- **Task goal**
Starting at the top of the material and ending at the line containing "x-tick-label: PS.G: [263, 745, 304, 764]", rewrite those lines with "screenshot" swapped for "image" and everything else left as it is.

- **Entries provided**
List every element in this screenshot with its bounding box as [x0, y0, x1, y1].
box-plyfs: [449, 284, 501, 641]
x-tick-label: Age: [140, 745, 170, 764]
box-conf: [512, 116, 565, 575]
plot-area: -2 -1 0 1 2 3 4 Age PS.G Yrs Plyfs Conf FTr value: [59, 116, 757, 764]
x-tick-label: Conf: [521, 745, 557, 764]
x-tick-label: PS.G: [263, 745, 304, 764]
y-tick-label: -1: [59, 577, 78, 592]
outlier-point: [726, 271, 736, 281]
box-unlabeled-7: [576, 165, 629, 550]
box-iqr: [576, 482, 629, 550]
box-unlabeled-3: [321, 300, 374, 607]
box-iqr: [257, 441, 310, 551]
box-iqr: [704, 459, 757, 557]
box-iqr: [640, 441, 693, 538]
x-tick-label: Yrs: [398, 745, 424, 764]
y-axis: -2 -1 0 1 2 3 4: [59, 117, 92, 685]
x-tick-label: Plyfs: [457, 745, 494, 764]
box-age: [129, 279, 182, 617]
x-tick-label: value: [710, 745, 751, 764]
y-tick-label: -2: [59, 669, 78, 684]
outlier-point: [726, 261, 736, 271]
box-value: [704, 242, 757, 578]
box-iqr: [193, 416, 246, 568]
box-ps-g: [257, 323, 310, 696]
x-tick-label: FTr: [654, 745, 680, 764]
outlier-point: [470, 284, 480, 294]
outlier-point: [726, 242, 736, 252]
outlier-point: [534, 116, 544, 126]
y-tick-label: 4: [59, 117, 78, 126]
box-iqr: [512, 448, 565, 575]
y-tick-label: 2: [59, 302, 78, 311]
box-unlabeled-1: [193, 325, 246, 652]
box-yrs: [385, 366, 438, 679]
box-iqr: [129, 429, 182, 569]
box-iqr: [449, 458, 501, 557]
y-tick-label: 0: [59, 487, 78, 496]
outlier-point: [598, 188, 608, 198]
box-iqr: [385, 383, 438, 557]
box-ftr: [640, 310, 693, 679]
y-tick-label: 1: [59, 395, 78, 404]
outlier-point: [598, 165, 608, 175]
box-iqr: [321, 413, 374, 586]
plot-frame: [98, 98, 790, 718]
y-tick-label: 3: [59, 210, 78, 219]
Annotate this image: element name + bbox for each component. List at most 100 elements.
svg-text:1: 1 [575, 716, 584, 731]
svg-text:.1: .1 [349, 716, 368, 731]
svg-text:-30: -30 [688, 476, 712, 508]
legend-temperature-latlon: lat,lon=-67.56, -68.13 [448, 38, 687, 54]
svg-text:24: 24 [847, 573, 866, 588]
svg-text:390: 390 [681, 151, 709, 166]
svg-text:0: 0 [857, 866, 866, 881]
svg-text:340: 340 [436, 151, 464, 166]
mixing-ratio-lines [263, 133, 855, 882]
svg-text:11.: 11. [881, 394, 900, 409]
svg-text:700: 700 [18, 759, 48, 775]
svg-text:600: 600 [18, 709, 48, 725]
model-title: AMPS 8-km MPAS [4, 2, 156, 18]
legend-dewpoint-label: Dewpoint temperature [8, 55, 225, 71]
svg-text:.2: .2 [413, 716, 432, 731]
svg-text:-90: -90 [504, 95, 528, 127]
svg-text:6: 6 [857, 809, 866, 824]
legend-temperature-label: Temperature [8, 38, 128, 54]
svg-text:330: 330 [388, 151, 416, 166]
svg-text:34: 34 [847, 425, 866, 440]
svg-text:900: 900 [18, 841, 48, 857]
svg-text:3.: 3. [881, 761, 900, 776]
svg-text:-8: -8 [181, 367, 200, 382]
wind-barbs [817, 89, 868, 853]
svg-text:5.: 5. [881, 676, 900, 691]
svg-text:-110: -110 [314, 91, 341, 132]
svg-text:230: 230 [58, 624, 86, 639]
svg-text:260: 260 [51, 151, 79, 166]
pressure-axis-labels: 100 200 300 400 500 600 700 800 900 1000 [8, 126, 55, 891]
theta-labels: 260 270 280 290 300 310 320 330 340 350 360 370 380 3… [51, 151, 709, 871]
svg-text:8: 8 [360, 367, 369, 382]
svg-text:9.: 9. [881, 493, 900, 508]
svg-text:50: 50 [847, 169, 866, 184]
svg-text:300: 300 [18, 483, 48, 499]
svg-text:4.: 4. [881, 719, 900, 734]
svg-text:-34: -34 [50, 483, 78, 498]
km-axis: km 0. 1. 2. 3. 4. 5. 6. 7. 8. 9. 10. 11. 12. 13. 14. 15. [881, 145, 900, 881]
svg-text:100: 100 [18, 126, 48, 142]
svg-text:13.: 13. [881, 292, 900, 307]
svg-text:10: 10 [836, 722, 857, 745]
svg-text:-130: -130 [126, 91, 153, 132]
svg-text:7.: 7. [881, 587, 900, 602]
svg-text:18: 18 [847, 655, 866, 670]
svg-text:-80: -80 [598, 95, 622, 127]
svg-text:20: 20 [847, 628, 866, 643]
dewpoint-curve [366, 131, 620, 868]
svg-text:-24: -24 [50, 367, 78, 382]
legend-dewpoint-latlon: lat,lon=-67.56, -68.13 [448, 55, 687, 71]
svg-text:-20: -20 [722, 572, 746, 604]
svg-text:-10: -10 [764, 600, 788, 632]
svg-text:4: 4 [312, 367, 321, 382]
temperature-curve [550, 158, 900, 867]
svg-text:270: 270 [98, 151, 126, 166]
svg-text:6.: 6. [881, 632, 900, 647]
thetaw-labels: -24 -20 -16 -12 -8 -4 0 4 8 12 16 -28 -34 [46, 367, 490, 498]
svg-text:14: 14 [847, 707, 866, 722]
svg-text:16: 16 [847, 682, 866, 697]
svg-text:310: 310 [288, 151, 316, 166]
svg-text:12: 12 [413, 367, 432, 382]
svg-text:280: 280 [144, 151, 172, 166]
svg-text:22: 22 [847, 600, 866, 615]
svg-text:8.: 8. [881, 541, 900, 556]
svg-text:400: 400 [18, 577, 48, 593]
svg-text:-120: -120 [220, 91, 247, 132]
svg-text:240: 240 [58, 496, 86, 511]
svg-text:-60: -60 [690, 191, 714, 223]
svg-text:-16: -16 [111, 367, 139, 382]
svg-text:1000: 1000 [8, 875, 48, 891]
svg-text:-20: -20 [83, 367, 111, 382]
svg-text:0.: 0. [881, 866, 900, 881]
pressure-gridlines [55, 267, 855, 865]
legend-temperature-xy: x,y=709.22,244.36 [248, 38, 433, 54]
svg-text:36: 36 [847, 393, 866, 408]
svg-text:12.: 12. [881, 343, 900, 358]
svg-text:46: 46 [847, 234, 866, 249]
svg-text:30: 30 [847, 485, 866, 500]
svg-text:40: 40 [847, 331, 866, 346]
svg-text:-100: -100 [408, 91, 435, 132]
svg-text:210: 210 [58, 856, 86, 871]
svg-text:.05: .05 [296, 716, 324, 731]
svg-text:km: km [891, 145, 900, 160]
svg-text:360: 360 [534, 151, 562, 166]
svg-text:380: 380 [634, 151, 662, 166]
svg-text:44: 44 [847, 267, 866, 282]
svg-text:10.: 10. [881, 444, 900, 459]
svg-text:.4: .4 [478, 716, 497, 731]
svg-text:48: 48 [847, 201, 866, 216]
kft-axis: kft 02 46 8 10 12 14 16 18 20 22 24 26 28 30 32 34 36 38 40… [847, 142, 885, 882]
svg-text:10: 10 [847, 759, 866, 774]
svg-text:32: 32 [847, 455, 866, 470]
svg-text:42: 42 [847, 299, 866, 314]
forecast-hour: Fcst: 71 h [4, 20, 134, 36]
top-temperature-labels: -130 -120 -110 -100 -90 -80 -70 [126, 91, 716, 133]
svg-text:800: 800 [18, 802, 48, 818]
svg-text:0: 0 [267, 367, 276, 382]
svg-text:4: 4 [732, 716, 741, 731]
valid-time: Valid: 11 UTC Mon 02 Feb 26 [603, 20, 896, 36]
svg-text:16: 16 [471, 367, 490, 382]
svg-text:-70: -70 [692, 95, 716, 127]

- **Complete output**
List every element in this image with its bounding box as [x0, y0, x1, y1].
box-plyfs: [449, 284, 501, 641]
x-tick-label: Age: [140, 745, 170, 764]
box-conf: [512, 116, 565, 575]
plot-area: -2 -1 0 1 2 3 4 Age PS.G Yrs Plyfs Conf FTr value: [59, 116, 757, 764]
x-tick-label: Conf: [521, 745, 557, 764]
x-tick-label: PS.G: [263, 745, 304, 764]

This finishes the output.